Pick out each line of the records that includes the string "nhuận", and copy it.
_ _ _
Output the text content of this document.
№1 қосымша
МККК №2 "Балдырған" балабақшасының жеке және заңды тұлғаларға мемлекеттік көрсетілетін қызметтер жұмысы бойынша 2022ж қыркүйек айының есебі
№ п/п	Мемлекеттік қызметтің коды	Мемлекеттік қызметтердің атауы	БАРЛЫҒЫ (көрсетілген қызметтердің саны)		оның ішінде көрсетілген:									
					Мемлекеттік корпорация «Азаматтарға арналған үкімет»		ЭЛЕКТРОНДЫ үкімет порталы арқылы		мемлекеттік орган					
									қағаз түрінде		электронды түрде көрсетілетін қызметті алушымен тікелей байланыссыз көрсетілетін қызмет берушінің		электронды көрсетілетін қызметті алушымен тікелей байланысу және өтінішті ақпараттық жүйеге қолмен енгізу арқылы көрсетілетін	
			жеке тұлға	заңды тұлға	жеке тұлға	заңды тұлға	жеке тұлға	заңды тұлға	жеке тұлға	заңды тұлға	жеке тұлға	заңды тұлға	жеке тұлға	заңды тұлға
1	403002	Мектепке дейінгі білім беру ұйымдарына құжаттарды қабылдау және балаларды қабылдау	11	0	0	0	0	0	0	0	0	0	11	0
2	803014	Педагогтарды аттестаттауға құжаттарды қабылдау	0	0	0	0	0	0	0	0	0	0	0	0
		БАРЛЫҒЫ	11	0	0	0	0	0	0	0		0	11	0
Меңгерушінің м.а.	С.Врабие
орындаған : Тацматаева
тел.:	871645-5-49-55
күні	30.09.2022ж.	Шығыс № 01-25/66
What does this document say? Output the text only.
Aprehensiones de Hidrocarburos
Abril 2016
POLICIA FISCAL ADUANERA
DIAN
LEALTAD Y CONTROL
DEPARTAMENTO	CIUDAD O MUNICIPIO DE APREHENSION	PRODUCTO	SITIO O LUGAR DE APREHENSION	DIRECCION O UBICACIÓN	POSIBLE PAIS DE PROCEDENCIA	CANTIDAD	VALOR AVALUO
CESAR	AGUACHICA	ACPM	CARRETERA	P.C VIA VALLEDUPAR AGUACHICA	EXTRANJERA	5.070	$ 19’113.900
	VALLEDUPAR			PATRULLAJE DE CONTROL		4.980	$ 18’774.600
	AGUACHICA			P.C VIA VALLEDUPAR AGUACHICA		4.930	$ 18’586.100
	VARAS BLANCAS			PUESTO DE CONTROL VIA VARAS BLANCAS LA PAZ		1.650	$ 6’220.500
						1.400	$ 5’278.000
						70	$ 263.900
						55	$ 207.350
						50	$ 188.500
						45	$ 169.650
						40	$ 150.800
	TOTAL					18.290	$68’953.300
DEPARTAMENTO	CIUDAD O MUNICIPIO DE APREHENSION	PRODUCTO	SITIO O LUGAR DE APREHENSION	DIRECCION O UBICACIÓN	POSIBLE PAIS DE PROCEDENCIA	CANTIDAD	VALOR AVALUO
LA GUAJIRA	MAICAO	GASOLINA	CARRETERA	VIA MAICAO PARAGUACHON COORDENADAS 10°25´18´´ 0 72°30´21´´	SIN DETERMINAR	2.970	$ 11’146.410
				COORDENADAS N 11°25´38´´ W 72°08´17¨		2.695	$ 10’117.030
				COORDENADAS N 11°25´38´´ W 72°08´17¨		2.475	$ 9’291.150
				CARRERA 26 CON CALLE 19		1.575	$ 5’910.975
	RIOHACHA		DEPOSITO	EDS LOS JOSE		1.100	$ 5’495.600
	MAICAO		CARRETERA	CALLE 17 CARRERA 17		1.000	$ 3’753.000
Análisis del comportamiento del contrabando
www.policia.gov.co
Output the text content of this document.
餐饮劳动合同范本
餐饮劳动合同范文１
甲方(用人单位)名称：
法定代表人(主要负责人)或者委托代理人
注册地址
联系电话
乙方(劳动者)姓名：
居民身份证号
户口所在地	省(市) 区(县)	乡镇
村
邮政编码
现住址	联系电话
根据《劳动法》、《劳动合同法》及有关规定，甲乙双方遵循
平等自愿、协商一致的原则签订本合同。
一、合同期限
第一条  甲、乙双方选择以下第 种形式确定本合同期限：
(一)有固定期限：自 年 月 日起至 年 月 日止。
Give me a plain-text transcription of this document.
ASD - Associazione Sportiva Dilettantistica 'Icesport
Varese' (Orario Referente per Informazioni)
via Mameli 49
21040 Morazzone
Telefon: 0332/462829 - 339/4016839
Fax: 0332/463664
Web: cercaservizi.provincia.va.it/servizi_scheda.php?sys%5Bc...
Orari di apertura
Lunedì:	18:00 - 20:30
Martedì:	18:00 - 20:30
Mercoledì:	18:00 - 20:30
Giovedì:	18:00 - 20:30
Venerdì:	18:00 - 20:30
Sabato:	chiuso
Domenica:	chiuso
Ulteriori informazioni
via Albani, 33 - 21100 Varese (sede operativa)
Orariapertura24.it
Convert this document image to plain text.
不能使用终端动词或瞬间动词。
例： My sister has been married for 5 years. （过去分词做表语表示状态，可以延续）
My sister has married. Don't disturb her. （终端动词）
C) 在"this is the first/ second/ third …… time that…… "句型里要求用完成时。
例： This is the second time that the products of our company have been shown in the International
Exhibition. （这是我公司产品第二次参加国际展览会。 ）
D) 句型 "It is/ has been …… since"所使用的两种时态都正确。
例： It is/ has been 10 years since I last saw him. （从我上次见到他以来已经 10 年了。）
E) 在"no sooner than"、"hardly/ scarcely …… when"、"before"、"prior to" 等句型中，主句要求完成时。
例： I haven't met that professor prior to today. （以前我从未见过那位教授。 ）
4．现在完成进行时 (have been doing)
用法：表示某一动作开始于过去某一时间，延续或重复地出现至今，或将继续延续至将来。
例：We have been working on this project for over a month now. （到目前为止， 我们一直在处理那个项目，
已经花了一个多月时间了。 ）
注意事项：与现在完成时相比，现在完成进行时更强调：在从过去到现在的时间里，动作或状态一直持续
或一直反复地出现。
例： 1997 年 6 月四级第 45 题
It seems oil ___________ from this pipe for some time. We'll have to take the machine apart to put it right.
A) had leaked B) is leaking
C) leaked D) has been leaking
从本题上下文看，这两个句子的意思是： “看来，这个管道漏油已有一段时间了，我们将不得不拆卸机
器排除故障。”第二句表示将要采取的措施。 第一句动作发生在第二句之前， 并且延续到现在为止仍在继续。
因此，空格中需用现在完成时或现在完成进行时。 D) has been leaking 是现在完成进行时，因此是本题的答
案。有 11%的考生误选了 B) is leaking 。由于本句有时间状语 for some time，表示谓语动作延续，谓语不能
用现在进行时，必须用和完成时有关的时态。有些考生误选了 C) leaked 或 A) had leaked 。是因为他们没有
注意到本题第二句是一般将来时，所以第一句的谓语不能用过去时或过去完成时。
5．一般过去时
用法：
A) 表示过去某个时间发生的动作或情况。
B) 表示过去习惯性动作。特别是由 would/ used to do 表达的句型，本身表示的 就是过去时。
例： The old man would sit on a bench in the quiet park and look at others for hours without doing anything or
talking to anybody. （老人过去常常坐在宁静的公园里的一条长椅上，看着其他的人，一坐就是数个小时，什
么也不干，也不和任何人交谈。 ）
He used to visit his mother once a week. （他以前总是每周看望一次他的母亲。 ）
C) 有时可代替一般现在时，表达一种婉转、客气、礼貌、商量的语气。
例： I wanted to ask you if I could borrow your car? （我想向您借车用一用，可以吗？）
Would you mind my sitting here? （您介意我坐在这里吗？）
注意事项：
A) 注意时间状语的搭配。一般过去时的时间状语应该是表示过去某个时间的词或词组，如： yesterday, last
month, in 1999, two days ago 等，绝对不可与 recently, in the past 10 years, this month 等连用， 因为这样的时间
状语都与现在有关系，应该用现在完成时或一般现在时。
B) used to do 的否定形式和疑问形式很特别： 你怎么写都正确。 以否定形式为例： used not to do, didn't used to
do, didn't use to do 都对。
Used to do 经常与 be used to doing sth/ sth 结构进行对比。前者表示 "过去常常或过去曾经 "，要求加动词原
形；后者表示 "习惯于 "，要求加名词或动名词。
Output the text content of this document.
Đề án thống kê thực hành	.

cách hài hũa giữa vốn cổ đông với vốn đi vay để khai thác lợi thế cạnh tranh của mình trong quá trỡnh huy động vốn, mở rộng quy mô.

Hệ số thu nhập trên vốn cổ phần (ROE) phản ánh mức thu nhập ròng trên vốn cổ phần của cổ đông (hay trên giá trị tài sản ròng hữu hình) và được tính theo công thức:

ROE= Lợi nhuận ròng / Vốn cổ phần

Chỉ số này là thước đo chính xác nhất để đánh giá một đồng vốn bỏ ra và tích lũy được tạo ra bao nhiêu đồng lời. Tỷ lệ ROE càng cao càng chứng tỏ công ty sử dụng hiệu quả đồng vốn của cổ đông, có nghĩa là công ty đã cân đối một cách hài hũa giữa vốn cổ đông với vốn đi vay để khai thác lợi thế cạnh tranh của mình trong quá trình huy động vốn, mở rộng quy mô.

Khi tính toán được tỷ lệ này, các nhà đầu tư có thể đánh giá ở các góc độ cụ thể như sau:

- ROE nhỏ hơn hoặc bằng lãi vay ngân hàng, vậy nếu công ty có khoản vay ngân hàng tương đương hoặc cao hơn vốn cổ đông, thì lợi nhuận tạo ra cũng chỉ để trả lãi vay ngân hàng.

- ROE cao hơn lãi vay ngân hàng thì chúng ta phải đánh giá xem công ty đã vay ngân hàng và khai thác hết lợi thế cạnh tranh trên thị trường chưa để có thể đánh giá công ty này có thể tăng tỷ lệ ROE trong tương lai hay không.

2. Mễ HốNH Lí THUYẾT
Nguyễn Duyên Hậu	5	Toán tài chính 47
_ _ _
Right answer:
ROE= Lợi nhuận ròng / Vốn cổ phần
- ROE nhỏ hơn hoặc bằng lãi vay ngân hàng, vậy nếu công ty có khoản vay ngân hàng tương đương hoặc cao hơn vốn cổ đông, thì lợi nhuận tạo ra cũng chỉ để trả lãi vay ngân hàng.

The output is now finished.